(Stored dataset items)
____________

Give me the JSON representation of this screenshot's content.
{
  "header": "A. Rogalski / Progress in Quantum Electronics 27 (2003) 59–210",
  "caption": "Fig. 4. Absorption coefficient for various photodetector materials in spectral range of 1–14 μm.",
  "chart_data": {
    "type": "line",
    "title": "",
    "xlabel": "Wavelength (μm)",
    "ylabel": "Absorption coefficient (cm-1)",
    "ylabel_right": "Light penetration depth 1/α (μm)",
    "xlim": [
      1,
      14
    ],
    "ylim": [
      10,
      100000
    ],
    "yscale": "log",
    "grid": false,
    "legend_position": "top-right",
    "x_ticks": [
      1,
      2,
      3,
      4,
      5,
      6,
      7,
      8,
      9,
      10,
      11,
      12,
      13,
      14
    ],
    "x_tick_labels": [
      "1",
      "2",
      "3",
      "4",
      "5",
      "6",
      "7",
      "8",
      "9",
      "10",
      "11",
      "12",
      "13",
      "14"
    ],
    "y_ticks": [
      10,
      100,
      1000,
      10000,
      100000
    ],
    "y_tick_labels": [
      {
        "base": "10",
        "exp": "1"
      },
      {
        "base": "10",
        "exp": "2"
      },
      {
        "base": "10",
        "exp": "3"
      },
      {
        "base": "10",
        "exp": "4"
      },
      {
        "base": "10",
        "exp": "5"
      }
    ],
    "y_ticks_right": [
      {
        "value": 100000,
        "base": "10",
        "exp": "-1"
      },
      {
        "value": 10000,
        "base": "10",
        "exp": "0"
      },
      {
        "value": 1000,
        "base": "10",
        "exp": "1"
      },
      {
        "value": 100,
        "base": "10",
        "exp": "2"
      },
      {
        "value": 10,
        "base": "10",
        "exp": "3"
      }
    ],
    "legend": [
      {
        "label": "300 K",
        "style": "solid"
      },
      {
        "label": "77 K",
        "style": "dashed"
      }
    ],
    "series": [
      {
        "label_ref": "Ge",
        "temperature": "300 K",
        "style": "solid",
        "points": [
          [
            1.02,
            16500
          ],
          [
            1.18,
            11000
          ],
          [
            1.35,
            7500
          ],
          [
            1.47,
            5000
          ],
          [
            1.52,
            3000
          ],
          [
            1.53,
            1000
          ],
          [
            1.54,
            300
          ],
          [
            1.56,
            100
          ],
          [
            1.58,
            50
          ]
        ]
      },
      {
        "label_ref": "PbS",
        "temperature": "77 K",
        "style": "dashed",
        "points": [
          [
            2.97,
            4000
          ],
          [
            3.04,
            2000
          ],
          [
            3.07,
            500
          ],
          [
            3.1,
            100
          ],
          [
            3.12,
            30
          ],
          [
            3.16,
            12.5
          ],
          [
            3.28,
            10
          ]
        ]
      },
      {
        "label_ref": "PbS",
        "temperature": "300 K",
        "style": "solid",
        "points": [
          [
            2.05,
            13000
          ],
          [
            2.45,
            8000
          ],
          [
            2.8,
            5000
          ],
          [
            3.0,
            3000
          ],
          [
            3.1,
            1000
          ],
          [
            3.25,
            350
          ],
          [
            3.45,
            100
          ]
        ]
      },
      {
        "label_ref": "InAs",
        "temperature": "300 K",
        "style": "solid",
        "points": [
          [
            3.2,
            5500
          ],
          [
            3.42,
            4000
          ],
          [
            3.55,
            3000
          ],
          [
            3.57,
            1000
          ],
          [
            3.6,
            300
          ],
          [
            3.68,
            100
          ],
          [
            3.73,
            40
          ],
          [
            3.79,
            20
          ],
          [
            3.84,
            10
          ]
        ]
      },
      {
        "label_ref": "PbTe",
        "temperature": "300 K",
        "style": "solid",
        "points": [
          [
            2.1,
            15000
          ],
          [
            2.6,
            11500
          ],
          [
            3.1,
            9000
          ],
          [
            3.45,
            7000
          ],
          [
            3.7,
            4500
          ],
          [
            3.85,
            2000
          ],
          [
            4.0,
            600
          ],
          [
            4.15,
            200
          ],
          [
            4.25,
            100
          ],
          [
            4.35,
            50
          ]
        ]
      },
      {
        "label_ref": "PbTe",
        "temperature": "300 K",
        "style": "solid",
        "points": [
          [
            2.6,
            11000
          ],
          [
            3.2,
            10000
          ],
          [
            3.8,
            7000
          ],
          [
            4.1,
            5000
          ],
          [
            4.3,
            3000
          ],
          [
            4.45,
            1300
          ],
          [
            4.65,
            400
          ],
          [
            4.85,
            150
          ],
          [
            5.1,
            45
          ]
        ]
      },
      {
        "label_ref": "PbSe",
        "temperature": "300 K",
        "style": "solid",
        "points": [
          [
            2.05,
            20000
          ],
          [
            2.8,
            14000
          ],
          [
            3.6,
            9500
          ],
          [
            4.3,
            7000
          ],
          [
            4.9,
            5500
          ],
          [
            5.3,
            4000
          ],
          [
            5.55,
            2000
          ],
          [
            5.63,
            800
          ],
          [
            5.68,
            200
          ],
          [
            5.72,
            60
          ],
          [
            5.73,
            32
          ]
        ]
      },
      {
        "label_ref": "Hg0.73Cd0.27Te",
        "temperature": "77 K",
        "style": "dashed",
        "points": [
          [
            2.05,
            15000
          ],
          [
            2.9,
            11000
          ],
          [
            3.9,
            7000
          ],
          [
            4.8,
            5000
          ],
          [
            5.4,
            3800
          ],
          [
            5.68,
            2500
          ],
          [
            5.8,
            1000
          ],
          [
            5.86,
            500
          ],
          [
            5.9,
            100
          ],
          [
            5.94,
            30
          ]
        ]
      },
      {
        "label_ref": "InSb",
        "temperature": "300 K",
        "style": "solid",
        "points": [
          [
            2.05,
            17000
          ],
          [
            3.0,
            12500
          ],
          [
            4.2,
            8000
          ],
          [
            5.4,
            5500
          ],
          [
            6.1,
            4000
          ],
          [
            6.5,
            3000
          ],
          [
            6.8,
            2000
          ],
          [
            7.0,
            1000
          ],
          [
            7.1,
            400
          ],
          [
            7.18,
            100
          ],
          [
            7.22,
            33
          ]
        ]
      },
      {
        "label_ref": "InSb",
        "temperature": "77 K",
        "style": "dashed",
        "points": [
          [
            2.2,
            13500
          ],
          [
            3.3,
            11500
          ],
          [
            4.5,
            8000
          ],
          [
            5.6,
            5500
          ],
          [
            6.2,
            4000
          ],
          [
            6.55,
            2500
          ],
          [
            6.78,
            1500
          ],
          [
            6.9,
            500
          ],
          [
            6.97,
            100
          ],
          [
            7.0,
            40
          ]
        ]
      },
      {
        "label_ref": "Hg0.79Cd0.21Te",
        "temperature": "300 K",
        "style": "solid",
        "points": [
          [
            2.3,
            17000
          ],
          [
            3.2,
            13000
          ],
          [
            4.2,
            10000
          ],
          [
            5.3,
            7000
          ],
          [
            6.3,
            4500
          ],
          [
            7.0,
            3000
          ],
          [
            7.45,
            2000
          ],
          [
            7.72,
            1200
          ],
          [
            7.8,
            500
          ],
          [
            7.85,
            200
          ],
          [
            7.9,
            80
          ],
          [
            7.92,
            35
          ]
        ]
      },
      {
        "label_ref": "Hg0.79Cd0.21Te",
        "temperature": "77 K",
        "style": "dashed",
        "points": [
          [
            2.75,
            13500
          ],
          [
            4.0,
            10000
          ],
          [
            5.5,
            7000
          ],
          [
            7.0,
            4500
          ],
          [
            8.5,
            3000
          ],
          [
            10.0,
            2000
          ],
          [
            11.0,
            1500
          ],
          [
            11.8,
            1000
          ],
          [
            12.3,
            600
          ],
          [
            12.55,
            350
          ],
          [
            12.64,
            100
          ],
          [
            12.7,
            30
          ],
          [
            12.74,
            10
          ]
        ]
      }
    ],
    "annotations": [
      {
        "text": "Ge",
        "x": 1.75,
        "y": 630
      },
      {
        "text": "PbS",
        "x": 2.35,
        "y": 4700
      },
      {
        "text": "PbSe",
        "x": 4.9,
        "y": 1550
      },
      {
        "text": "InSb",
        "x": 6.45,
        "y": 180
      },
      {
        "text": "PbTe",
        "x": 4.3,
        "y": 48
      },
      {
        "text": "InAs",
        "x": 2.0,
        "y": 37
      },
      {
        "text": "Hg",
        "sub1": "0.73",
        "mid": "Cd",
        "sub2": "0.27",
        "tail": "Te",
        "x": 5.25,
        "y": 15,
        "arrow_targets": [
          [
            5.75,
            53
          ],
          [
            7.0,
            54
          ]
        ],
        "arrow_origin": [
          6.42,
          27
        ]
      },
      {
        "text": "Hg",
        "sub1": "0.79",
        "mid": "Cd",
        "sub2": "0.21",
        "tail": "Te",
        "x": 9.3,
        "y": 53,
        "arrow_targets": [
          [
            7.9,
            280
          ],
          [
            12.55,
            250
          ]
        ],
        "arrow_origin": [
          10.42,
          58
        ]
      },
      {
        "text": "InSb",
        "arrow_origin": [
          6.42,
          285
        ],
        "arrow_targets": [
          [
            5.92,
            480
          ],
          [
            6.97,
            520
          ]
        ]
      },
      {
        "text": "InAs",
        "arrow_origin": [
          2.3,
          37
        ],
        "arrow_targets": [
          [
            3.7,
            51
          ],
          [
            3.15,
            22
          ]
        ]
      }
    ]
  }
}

____________

• **Task statement**:
Report how many lines of the listing hold the word "coefficient", with nothing but the number.

• **Exercise output**:
2